(Collected data entries)
──────────────────────────────

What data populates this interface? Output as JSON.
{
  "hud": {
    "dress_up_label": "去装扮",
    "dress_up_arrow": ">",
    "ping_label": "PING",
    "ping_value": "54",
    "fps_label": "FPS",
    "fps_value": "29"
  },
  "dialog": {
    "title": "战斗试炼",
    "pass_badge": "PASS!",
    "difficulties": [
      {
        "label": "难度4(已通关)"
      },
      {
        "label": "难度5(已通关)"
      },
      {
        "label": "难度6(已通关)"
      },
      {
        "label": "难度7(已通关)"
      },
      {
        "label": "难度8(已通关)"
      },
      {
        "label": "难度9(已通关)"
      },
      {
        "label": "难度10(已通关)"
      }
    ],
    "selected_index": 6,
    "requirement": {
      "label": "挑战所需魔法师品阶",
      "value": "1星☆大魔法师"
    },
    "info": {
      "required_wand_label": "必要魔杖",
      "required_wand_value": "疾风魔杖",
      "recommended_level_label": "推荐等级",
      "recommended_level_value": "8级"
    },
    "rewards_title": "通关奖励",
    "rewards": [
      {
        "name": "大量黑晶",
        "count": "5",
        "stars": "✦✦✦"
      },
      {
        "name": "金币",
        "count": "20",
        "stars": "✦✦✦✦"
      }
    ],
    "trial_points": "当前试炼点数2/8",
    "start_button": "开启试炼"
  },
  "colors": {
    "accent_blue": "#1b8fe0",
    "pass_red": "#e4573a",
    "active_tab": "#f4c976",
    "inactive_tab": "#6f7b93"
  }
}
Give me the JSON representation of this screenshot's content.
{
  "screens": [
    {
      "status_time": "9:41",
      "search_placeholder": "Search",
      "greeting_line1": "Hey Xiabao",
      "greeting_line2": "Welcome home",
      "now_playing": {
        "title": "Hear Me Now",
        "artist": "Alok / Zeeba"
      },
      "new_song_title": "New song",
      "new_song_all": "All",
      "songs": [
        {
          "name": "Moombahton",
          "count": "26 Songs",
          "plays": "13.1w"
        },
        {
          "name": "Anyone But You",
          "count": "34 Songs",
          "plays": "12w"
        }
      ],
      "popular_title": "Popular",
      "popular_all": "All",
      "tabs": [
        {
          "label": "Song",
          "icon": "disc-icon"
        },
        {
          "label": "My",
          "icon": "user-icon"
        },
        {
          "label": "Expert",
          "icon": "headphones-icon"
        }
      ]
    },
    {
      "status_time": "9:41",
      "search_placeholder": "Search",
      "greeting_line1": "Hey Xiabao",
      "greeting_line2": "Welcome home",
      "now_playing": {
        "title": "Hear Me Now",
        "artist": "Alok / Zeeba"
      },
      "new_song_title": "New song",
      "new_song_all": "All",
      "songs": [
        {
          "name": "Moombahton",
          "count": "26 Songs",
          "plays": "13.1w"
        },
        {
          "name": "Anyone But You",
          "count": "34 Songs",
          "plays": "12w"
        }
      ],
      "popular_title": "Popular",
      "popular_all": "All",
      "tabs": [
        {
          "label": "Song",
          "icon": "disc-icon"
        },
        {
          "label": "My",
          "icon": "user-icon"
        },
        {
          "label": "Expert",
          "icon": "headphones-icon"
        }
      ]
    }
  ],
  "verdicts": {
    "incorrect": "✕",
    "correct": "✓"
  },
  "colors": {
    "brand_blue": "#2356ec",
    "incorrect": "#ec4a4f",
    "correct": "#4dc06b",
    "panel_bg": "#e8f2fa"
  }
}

──────────────────────────────

* _Exercise_: Give the listing again, word for word.

* _Final answer_:
What data populates this interface? Output as JSON.
{
  "hud": {
    "dress_up_label": "去装扮",
    "dress_up_arrow": ">",
    "ping_label": "PING",
    "ping_value": "54",
    "fps_label": "FPS",
    "fps_value": "29"
  },
  "dialog": {
    "title": "战斗试炼",
    "pass_badge": "PASS!",
    "difficulties": [
      {
        "label": "难度4(已通关)"
      },
      {
        "label": "难度5(已通关)"
      },
      {
        "label": "难度6(已通关)"
      },
      {
        "label": "难度7(已通关)"
      },
      {
        "label": "难度8(已通关)"
      },
      {
        "label": "难度9(已通关)"
      },
      {
        "label": "难度10(已通关)"
      }
    ],
    "selected_index": 6,
    "requirement": {
      "label": "挑战所需魔法师品阶",
      "value": "1星☆大魔法师"
    },
    "info": {
      "required_wand_label": "必要魔杖",
      "required_wand_value": "疾风魔杖",
      "recommended_level_label": "推荐等级",
      "recommended_level_value": "8级"
    },
    "rewards_title": "通关奖励",
    "rewards": [
      {
        "name": "大量黑晶",
        "count": "5",
        "stars": "✦✦✦"
      },
      {
        "name": "金币",
        "count": "20",
        "stars": "✦✦✦✦"
      }
    ],
    "trial_points": "当前试炼点数2/8",
    "start_button": "开启试炼"
  },
  "colors": {
    "accent_blue": "#1b8fe0",
    "pass_red": "#e4573a",
    "active_tab": "#f4c976",
    "inactive_tab": "#6f7b93"
  }
}
Give me the JSON representation of this screenshot's content.
{
  "screens": [
    {
      "status_time": "9:41",
      "search_placeholder": "Search",
      "greeting_line1": "Hey Xiabao",
      "greeting_line2": "Welcome home",
      "now_playing": {
        "title": "Hear Me Now",
        "artist": "Alok / Zeeba"
      },
      "new_song_title": "New song",
      "new_song_all": "All",
      "songs": [
        {
          "name": "Moombahton",
          "count": "26 Songs",
          "plays": "13.1w"
        },
        {
          "name": "Anyone But You",
          "count": "34 Songs",
          "plays": "12w"
        }
      ],
      "popular_title": "Popular",
      "popular_all": "All",
      "tabs": [
        {
          "label": "Song",
          "icon": "disc-icon"
        },
        {
          "label": "My",
          "icon": "user-icon"
        },
        {
          "label": "Expert",
          "icon": "headphones-icon"
        }
      ]
    },
    {
      "status_time": "9:41",
      "search_placeholder": "Search",
      "greeting_line1": "Hey Xiabao",
      "greeting_line2": "Welcome home",
      "now_playing": {
        "title": "Hear Me Now",
        "artist": "Alok / Zeeba"
      },
      "new_song_title": "New song",
      "new_song_all": "All",
      "songs": [
        {
          "name": "Moombahton",
          "count": "26 Songs",
          "plays": "13.1w"
        },
        {
          "name": "Anyone But You",
          "count": "34 Songs",
          "plays": "12w"
        }
      ],
      "popular_title": "Popular",
      "popular_all": "All",
      "tabs": [
        {
          "label": "Song",
          "icon": "disc-icon"
        },
        {
          "label": "My",
          "icon": "user-icon"
        },
        {
          "label": "Expert",
          "icon": "headphones-icon"
        }
      ]
    }
  ],
  "verdicts": {
    "incorrect": "✕",
    "correct": "✓"
  },
  "colors": {
    "brand_blue": "#2356ec",
    "incorrect": "#ec4a4f",
    "correct": "#4dc06b",
    "panel_bg": "#e8f2fa"
  }
}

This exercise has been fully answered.